Exercise instructions -> From the entries below, copy every line holding the word "الإسلامية".

····················

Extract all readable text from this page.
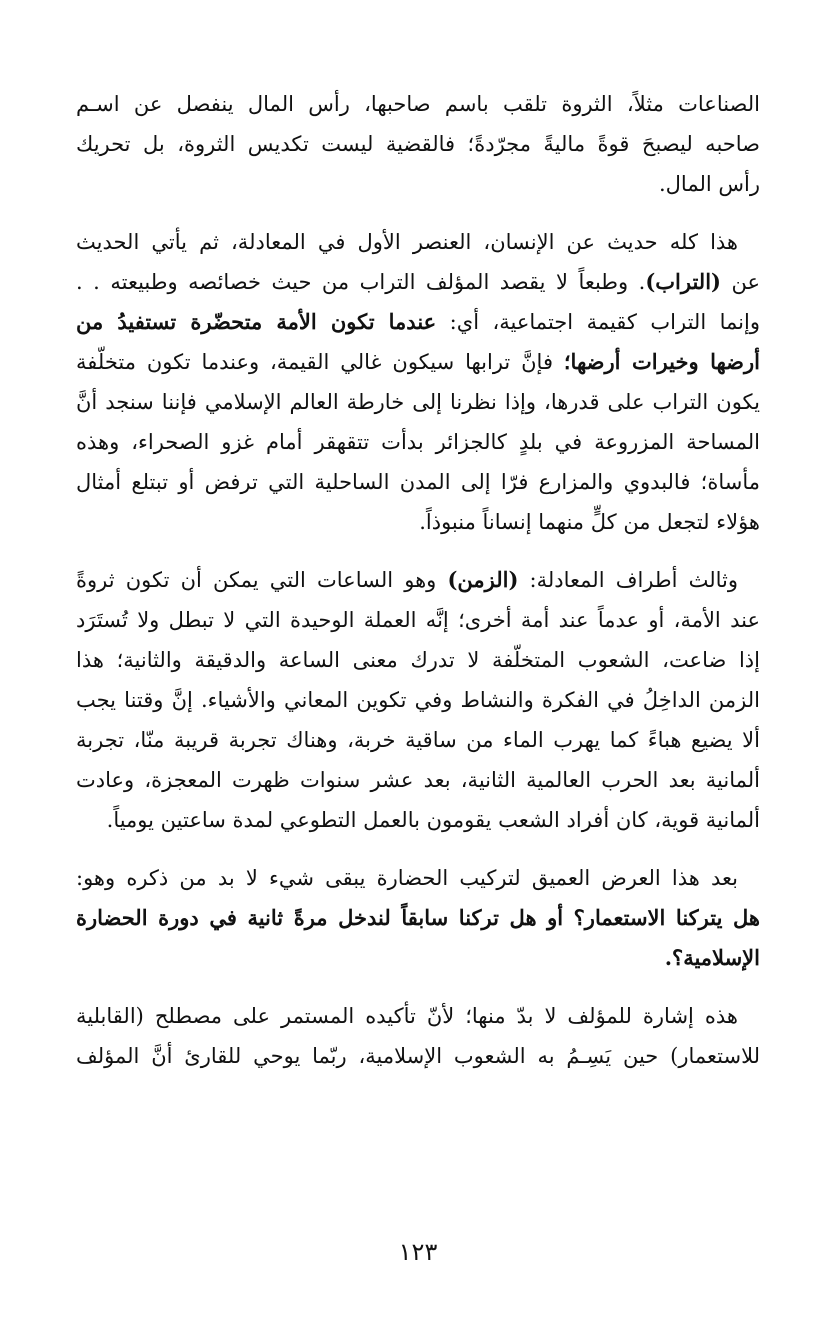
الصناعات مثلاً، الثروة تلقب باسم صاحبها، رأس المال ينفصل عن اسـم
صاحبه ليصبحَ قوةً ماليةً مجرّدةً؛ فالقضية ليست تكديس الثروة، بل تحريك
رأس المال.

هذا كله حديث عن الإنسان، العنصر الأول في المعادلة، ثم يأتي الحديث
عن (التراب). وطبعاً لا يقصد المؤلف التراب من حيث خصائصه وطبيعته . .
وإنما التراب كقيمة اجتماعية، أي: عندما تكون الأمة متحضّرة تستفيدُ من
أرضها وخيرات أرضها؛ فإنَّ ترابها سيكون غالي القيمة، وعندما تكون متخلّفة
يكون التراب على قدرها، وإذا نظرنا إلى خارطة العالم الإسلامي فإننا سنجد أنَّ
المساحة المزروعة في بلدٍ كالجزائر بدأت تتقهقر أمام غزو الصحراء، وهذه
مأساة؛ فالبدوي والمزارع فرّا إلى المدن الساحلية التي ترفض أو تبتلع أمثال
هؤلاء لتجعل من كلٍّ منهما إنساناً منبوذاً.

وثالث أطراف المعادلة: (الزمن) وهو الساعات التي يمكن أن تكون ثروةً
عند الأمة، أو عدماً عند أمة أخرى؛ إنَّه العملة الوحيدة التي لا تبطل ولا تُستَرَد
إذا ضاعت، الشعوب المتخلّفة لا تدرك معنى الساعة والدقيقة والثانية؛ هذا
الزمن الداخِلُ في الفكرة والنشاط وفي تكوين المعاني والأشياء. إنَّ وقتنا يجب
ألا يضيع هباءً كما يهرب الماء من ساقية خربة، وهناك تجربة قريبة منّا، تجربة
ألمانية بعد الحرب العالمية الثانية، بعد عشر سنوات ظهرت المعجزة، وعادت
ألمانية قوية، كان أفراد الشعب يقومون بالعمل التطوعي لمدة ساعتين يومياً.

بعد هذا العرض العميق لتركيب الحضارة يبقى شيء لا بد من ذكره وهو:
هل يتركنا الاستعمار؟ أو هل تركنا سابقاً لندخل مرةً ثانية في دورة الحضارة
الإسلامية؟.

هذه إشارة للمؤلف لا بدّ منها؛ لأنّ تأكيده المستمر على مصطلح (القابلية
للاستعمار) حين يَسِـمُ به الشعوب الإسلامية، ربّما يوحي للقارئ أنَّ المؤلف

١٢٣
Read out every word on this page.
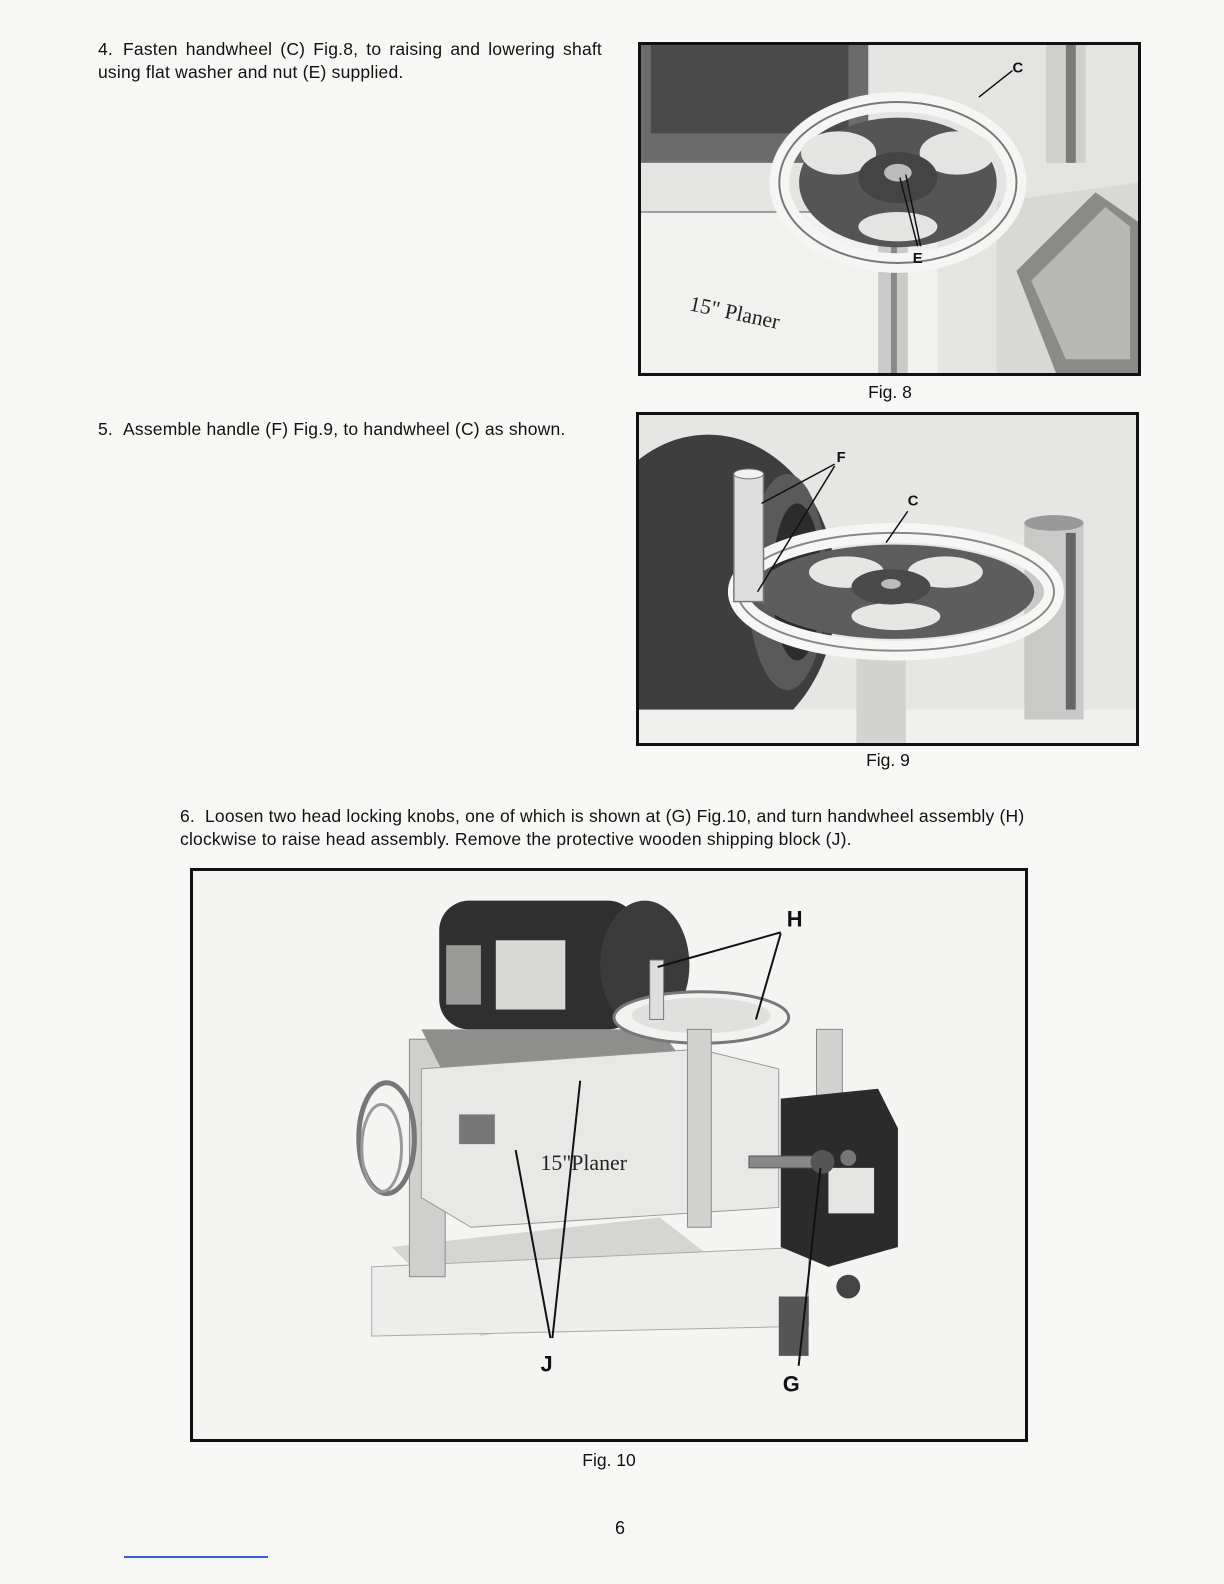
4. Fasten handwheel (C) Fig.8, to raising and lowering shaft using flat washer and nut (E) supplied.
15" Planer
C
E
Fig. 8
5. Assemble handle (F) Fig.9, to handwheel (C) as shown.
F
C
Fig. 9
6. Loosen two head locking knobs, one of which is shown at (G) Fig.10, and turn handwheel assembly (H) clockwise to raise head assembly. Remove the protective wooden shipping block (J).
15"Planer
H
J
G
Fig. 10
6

····················

The result ->
الإسلامية؟.
للاستعمار) حين يَسِـمُ به الشعوب الإسلامية، ربّما يوحي للقارئ أنَّ المؤلف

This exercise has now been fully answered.